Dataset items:
□ □ □ □
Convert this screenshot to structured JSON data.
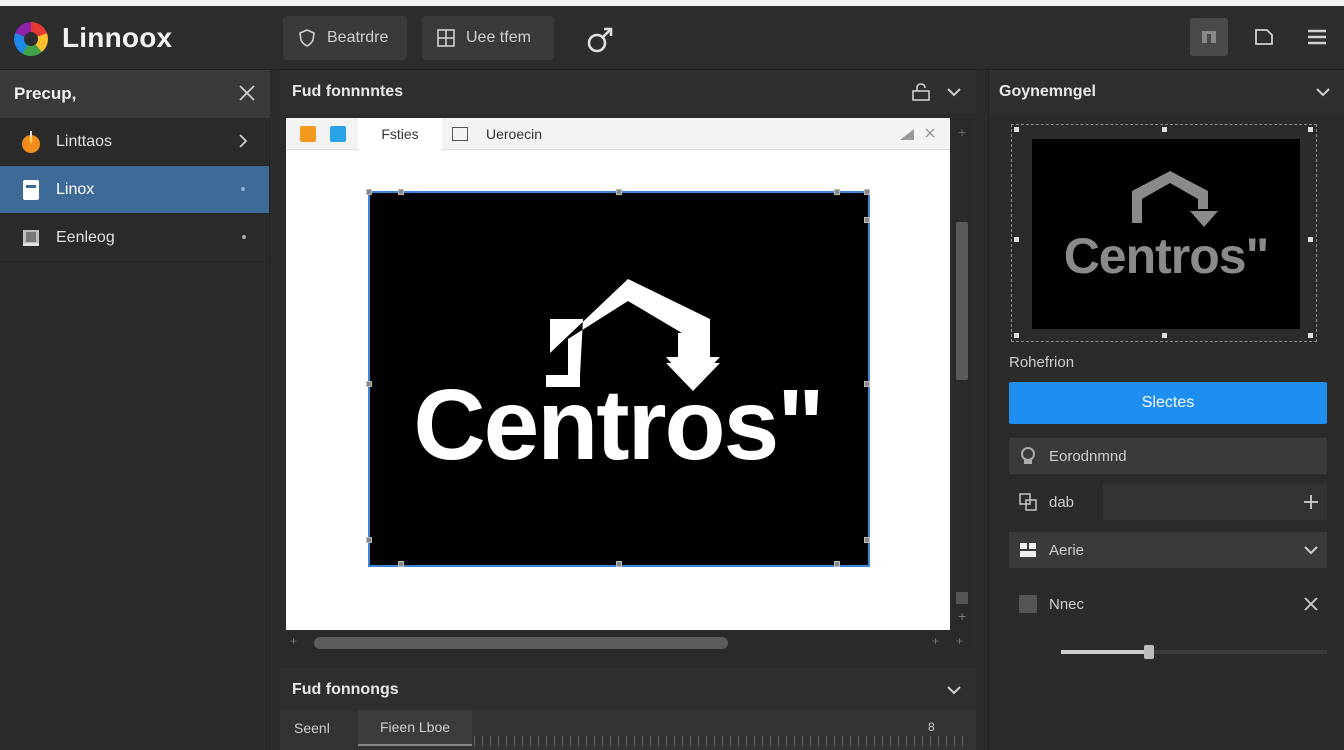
{
  "app": {
    "title": "Linnoox",
    "colors": {
      "background": "#2b2b2b",
      "accent": "#1e8ff0",
      "active_item": "#3d6a97"
    }
  },
  "toolbar": {
    "buttons": [
      {
        "label": "Beatrdre",
        "icon": "shield-icon"
      },
      {
        "label": "Uee tfem",
        "icon": "grid-icon"
      }
    ],
    "extra_icon": "male-symbol-icon",
    "right_icons": [
      "layout-icon",
      "page-icon",
      "menu-icon"
    ]
  },
  "sidebar": {
    "header": "Precup,",
    "items": [
      {
        "label": "Linttaos",
        "icon": "flame-icon"
      },
      {
        "label": "Linox",
        "icon": "document-icon"
      },
      {
        "label": "Eenleog",
        "icon": "book-icon"
      }
    ]
  },
  "editor": {
    "header": "Fud fonnnntes",
    "tabs": [
      {
        "label": "Fsties"
      },
      {
        "label": "Ueroecin"
      }
    ],
    "canvas_text": "Centros\"",
    "bottom_header": "Fud fonnongs",
    "bottom_tabs": [
      {
        "label": "Seenl"
      },
      {
        "label": "Fieen Lboe"
      }
    ],
    "ruler_marker": "8"
  },
  "properties": {
    "header": "Goynemngel",
    "preview_text": "Centros\"",
    "section_label": "Rohefrion",
    "primary_button": "Slectes",
    "rows": [
      {
        "label": "Eorodnmnd",
        "icon": "stamp-icon"
      },
      {
        "label": "dab",
        "icon": "copy-icon"
      },
      {
        "label": "Aerie",
        "icon": "flag-icon"
      },
      {
        "label": "Nnec",
        "icon": "square-icon"
      }
    ],
    "slider_value": 0.33
  }
}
□ □ □ □
The task: Go through the material above and print all of it exactly, except the pictures.

Response:
Convert this screenshot to structured JSON data.
{
  "app": {
    "title": "Linnoox",
    "colors": {
      "background": "#2b2b2b",
      "accent": "#1e8ff0",
      "active_item": "#3d6a97"
    }
  },
  "toolbar": {
    "buttons": [
      {
        "label": "Beatrdre",
        "icon": "shield-icon"
      },
      {
        "label": "Uee tfem",
        "icon": "grid-icon"
      }
    ],
    "extra_icon": "male-symbol-icon",
    "right_icons": [
      "layout-icon",
      "page-icon",
      "menu-icon"
    ]
  },
  "sidebar": {
    "header": "Precup,",
    "items": [
      {
        "label": "Linttaos",
        "icon": "flame-icon"
      },
      {
        "label": "Linox",
        "icon": "document-icon"
      },
      {
        "label": "Eenleog",
        "icon": "book-icon"
      }
    ]
  },
  "editor": {
    "header": "Fud fonnnntes",
    "tabs": [
      {
        "label": "Fsties"
      },
      {
        "label": "Ueroecin"
      }
    ],
    "canvas_text": "Centros\"",
    "bottom_header": "Fud fonnongs",
    "bottom_tabs": [
      {
        "label": "Seenl"
      },
      {
        "label": "Fieen Lboe"
      }
    ],
    "ruler_marker": "8"
  },
  "properties": {
    "header": "Goynemngel",
    "preview_text": "Centros\"",
    "section_label": "Rohefrion",
    "primary_button": "Slectes",
    "rows": [
      {
        "label": "Eorodnmnd",
        "icon": "stamp-icon"
      },
      {
        "label": "dab",
        "icon": "copy-icon"
      },
      {
        "label": "Aerie",
        "icon": "flag-icon"
      },
      {
        "label": "Nnec",
        "icon": "square-icon"
      }
    ],
    "slider_value": 0.33
  }
}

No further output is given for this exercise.